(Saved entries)
--------

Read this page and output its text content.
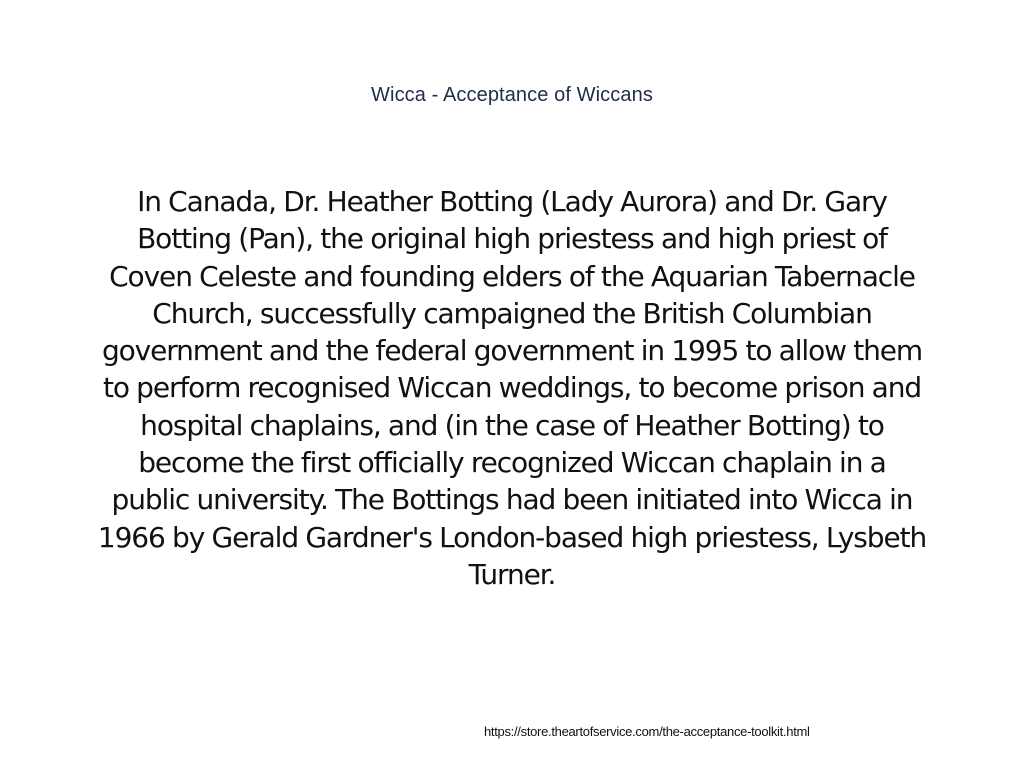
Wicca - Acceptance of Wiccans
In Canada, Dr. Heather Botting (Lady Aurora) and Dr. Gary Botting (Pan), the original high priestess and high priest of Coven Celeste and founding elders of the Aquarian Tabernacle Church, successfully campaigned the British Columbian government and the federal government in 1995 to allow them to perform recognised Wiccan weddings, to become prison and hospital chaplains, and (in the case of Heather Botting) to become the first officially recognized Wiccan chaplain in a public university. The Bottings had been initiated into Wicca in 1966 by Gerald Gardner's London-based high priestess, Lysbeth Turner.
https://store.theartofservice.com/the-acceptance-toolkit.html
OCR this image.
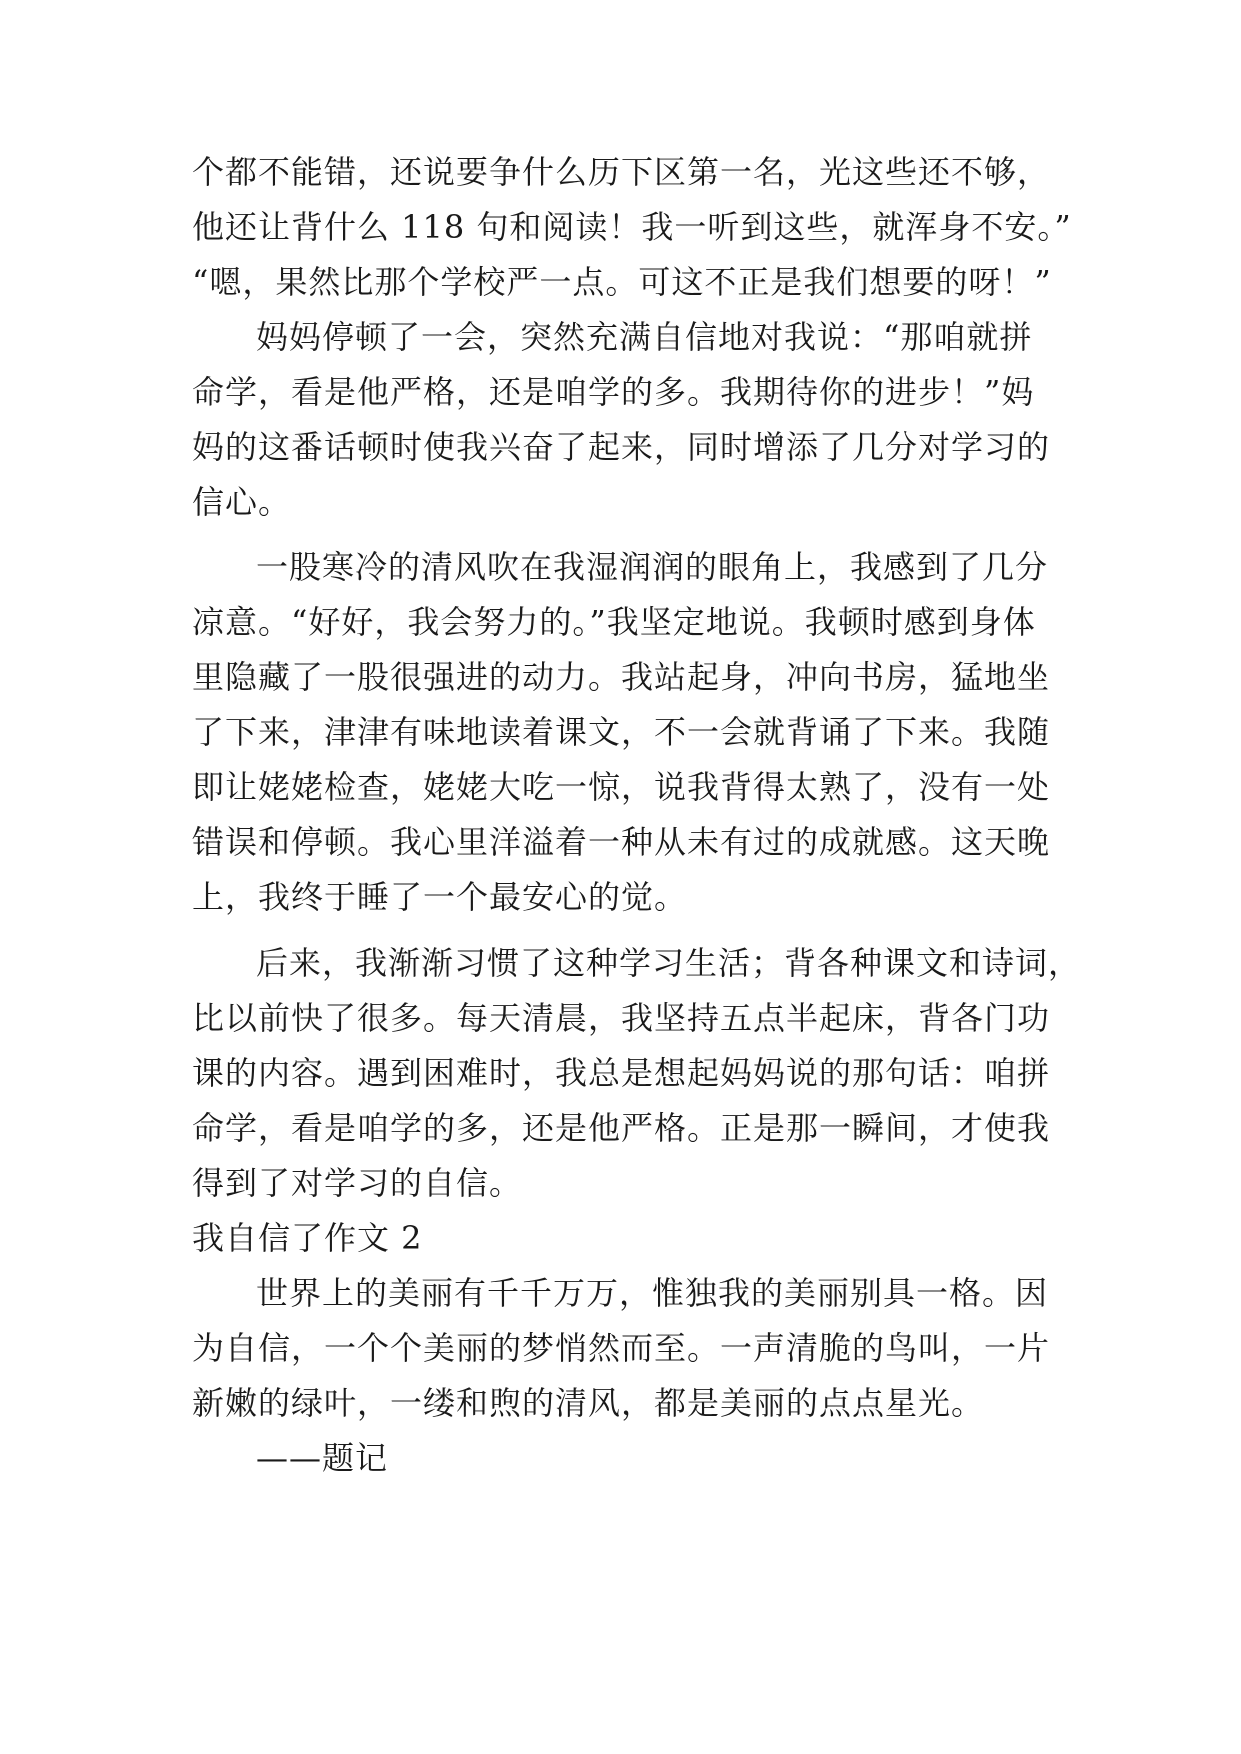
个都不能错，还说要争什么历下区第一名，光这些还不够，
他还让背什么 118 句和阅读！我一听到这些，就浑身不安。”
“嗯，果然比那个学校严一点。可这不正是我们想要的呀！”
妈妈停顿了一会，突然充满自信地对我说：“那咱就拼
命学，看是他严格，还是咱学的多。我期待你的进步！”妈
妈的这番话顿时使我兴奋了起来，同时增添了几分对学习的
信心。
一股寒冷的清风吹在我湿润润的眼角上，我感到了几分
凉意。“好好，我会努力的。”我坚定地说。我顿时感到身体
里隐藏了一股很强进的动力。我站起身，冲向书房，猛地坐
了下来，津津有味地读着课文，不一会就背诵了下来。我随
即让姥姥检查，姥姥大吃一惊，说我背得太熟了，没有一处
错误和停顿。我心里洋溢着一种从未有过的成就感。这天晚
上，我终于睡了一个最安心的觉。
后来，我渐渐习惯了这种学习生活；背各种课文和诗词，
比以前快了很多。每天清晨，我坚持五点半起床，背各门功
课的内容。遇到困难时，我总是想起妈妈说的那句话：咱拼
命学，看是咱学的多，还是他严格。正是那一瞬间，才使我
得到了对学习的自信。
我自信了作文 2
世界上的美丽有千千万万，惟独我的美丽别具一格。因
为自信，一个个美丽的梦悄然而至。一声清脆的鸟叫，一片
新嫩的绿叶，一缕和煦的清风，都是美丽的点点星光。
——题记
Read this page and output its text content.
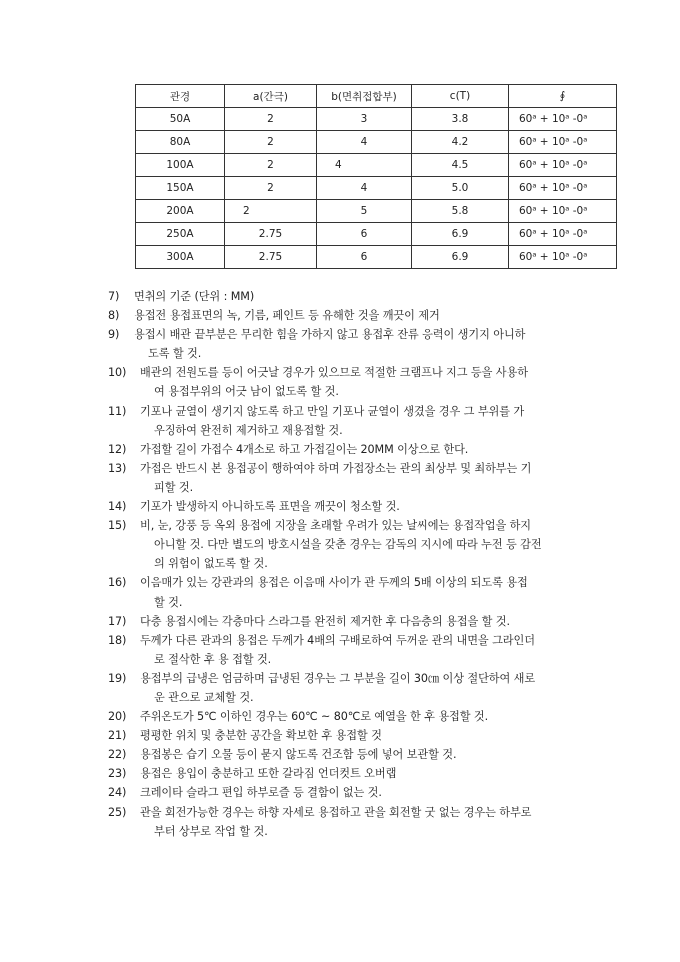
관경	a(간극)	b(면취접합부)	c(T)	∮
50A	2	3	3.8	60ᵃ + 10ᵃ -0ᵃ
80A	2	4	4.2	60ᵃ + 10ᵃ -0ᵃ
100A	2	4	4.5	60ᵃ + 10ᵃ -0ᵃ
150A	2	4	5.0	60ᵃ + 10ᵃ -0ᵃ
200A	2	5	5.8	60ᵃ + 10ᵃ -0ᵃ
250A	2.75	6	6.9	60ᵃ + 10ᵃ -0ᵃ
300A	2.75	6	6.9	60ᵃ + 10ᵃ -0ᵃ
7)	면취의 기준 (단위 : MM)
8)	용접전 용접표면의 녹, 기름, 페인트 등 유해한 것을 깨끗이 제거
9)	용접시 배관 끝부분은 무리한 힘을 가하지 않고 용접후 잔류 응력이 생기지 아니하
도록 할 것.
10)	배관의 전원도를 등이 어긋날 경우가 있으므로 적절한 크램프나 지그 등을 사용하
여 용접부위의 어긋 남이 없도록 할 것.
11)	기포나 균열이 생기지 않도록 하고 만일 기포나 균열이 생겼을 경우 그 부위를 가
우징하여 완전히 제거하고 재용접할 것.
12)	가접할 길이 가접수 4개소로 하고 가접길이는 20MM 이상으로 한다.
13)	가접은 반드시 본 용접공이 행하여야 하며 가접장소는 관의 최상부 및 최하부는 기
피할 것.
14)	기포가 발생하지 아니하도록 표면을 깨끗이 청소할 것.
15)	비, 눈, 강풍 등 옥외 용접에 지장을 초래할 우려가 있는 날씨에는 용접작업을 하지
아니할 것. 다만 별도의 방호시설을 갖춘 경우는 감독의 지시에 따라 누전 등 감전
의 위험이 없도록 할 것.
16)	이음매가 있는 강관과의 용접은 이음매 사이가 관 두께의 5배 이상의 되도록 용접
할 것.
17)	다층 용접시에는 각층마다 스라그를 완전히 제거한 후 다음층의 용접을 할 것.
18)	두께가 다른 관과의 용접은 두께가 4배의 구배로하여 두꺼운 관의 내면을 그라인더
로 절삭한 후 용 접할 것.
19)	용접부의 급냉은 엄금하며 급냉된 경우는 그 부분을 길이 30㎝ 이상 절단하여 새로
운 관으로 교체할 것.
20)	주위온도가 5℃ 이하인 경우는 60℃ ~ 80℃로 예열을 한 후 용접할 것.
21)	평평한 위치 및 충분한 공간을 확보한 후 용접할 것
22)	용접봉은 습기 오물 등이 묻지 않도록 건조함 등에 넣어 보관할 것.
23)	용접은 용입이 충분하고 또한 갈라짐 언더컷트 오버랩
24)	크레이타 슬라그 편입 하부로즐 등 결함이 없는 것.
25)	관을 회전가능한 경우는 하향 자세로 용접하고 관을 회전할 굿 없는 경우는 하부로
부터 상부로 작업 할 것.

--------

Set problem —
Repeat the material above in full and exactly, omitting the pictures.

Output —
Read this page and output its text content.
Wicca - Acceptance of Wiccans
In Canada, Dr. Heather Botting (Lady Aurora) and Dr. Gary Botting (Pan), the original high priestess and high priest of Coven Celeste and founding elders of the Aquarian Tabernacle Church, successfully campaigned the British Columbian government and the federal government in 1995 to allow them to perform recognised Wiccan weddings, to become prison and hospital chaplains, and (in the case of Heather Botting) to become the first officially recognized Wiccan chaplain in a public university. The Bottings had been initiated into Wicca in 1966 by Gerald Gardner's London-based high priestess, Lysbeth Turner.
https://store.theartofservice.com/the-acceptance-toolkit.html
OCR this image.
个都不能错，还说要争什么历下区第一名，光这些还不够，
他还让背什么 118 句和阅读！我一听到这些，就浑身不安。”
“嗯，果然比那个学校严一点。可这不正是我们想要的呀！”
妈妈停顿了一会，突然充满自信地对我说：“那咱就拼
命学，看是他严格，还是咱学的多。我期待你的进步！”妈
妈的这番话顿时使我兴奋了起来，同时增添了几分对学习的
信心。
一股寒冷的清风吹在我湿润润的眼角上，我感到了几分
凉意。“好好，我会努力的。”我坚定地说。我顿时感到身体
里隐藏了一股很强进的动力。我站起身，冲向书房，猛地坐
了下来，津津有味地读着课文，不一会就背诵了下来。我随
即让姥姥检查，姥姥大吃一惊，说我背得太熟了，没有一处
错误和停顿。我心里洋溢着一种从未有过的成就感。这天晚
上，我终于睡了一个最安心的觉。
后来，我渐渐习惯了这种学习生活；背各种课文和诗词，
比以前快了很多。每天清晨，我坚持五点半起床，背各门功
课的内容。遇到困难时，我总是想起妈妈说的那句话：咱拼
命学，看是咱学的多，还是他严格。正是那一瞬间，才使我
得到了对学习的自信。
我自信了作文 2
世界上的美丽有千千万万，惟独我的美丽别具一格。因
为自信，一个个美丽的梦悄然而至。一声清脆的鸟叫，一片
新嫩的绿叶，一缕和煦的清风，都是美丽的点点星光。
——题记
Read this page and output its text content.
관경	a(간극)	b(면취접합부)	c(T)	∮
50A	2	3	3.8	60ᵃ + 10ᵃ -0ᵃ
80A	2	4	4.2	60ᵃ + 10ᵃ -0ᵃ
100A	2	4	4.5	60ᵃ + 10ᵃ -0ᵃ
150A	2	4	5.0	60ᵃ + 10ᵃ -0ᵃ
200A	2	5	5.8	60ᵃ + 10ᵃ -0ᵃ
250A	2.75	6	6.9	60ᵃ + 10ᵃ -0ᵃ
300A	2.75	6	6.9	60ᵃ + 10ᵃ -0ᵃ
7)	면취의 기준 (단위 : MM)
8)	용접전 용접표면의 녹, 기름, 페인트 등 유해한 것을 깨끗이 제거
9)	용접시 배관 끝부분은 무리한 힘을 가하지 않고 용접후 잔류 응력이 생기지 아니하
도록 할 것.
10)	배관의 전원도를 등이 어긋날 경우가 있으므로 적절한 크램프나 지그 등을 사용하
여 용접부위의 어긋 남이 없도록 할 것.
11)	기포나 균열이 생기지 않도록 하고 만일 기포나 균열이 생겼을 경우 그 부위를 가
우징하여 완전히 제거하고 재용접할 것.
12)	가접할 길이 가접수 4개소로 하고 가접길이는 20MM 이상으로 한다.
13)	가접은 반드시 본 용접공이 행하여야 하며 가접장소는 관의 최상부 및 최하부는 기
피할 것.
14)	기포가 발생하지 아니하도록 표면을 깨끗이 청소할 것.
15)	비, 눈, 강풍 등 옥외 용접에 지장을 초래할 우려가 있는 날씨에는 용접작업을 하지
아니할 것. 다만 별도의 방호시설을 갖춘 경우는 감독의 지시에 따라 누전 등 감전
의 위험이 없도록 할 것.
16)	이음매가 있는 강관과의 용접은 이음매 사이가 관 두께의 5배 이상의 되도록 용접
할 것.
17)	다층 용접시에는 각층마다 스라그를 완전히 제거한 후 다음층의 용접을 할 것.
18)	두께가 다른 관과의 용접은 두께가 4배의 구배로하여 두꺼운 관의 내면을 그라인더
로 절삭한 후 용 접할 것.
19)	용접부의 급냉은 엄금하며 급냉된 경우는 그 부분을 길이 30㎝ 이상 절단하여 새로
운 관으로 교체할 것.
20)	주위온도가 5℃ 이하인 경우는 60℃ ~ 80℃로 예열을 한 후 용접할 것.
21)	평평한 위치 및 충분한 공간을 확보한 후 용접할 것
22)	용접봉은 습기 오물 등이 묻지 않도록 건조함 등에 넣어 보관할 것.
23)	용접은 용입이 충분하고 또한 갈라짐 언더컷트 오버랩
24)	크레이타 슬라그 편입 하부로즐 등 결함이 없는 것.
25)	관을 회전가능한 경우는 하향 자세로 용접하고 관을 회전할 굿 없는 경우는 하부로
부터 상부로 작업 할 것.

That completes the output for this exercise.